(Extracted data entries)

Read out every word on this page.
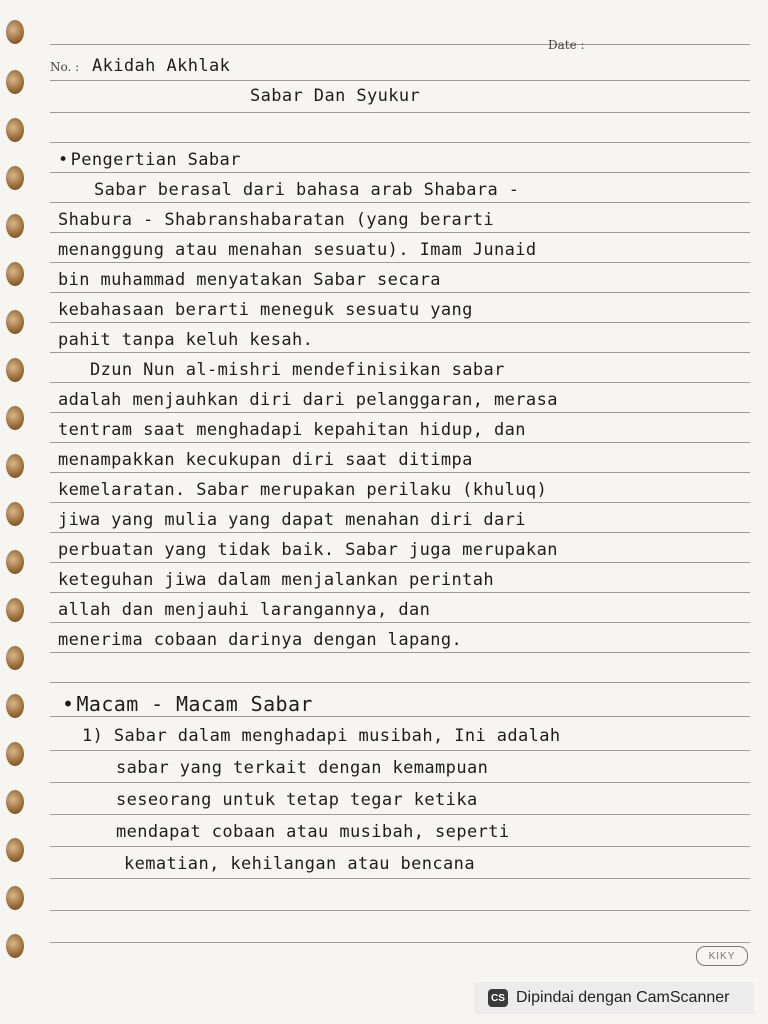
Date :
No. : Akidah Akhlak
Sabar Dan Syukur
• Pengertian Sabar
Sabar berasal dari bahasa arab Shabara -
Shabura - Shabranshabaratan (yang berarti
menanggung atau menahan sesuatu). Imam Junaid
bin muhammad menyatakan Sabar secara
kebahasaan berarti meneguk sesuatu yang
pahit tanpa keluh kesah.
Dzun Nun al-mishri mendefinisikan sabar
adalah menjauhkan diri dari pelanggaran, merasa
tentram saat menghadapi kepahitan hidup, dan
menampakkan kecukupan diri saat ditimpa
kemelaratan. Sabar merupakan perilaku (khuluq)
jiwa yang mulia yang dapat menahan diri dari
perbuatan yang tidak baik. Sabar juga merupakan
keteguhan jiwa dalam menjalankan perintah
allah dan menjauhi larangannya, dan
menerima cobaan darinya dengan lapang.
• Macam - Macam Sabar
1) Sabar dalam menghadapi musibah, Ini adalah
sabar yang terkait dengan kemampuan
seseorang untuk tetap tegar ketika
mendapat cobaan atau musibah, seperti
kematian, kehilangan atau bencana
KIKY
CS Dipindai dengan CamScanner
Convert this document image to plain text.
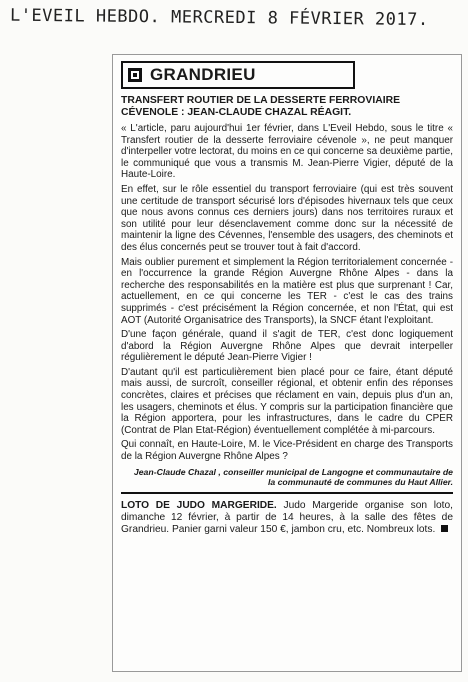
L'EVEIL HEBDO. MERCREDI 8 FÉVRIER 2017.
GRANDRIEU
TRANSFERT ROUTIER DE LA DESSERTE FERROVIAIRE CÉVENOLE : JEAN-CLAUDE CHAZAL RÉAGIT.

« L'article, paru aujourd'hui 1er février, dans L'Eveil Hebdo, sous le titre « Transfert routier de la desserte ferroviaire cévenole », ne peut manquer d'interpeller votre lectorat, du moins en ce qui concerne sa deuxième partie, le communiqué que vous a transmis M. Jean-Pierre Vigier, député de la Haute-Loire.

En effet, sur le rôle essentiel du transport ferroviaire (qui est très souvent une certitude de transport sécurisé lors d'épisodes hivernaux tels que ceux que nous avons connus ces derniers jours) dans nos territoires ruraux et son utilité pour leur désenclavement comme donc sur la nécessité de maintenir la ligne des Cévennes, l'ensemble des usagers, des cheminots et des élus concernés peut se trouver tout à fait d'accord.

Mais oublier purement et simplement la Région territorialement concernée - en l'occurrence la grande Région Auvergne Rhône Alpes - dans la recherche des responsabilités en la matière est plus que surprenant ! Car, actuellement, en ce qui concerne les TER - c'est le cas des trains supprimés - c'est précisément la Région concernée, et non l'État, qui est AOT (Autorité Organisatrice des Transports), la SNCF étant l'exploitant.

D'une façon générale, quand il s'agit de TER, c'est donc logiquement d'abord la Région Auvergne Rhône Alpes que devrait interpeller régulièrement le député Jean-Pierre Vigier !

D'autant qu'il est particulièrement bien placé pour ce faire, étant député mais aussi, de surcroît, conseiller régional, et obtenir enfin des réponses concrètes, claires et précises que réclament en vain, depuis plus d'un an, les usagers, cheminots et élus. Y compris sur la participation financière que la Région apportera, pour les infrastructures, dans le cadre du CPER (Contrat de Plan Etat-Région) éventuellement complétée à mi-parcours.

Qui connaît, en Haute-Loire, M. le Vice-Président en charge des Transports de la Région Auvergne Rhône Alpes ?

Jean-Claude Chazal , conseiller municipal de Langogne et communautaire de
la communauté de communes du Haut Allier.
LOTO DE JUDO MARGERIDE. Judo Margeride organise son loto, dimanche 12 février, à partir de 14 heures, à la salle des fêtes de Grandrieu. Panier garni valeur 150 €, jambon cru, etc. Nombreux lots.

PROBLEM STATEMENT
Review the material and copy each line in which the word "diri" appears.

THE RESULT
adalah menjauhkan diri dari pelanggaran, merasa
menampakkan kecukupan diri saat ditimpa
jiwa yang mulia yang dapat menahan diri dari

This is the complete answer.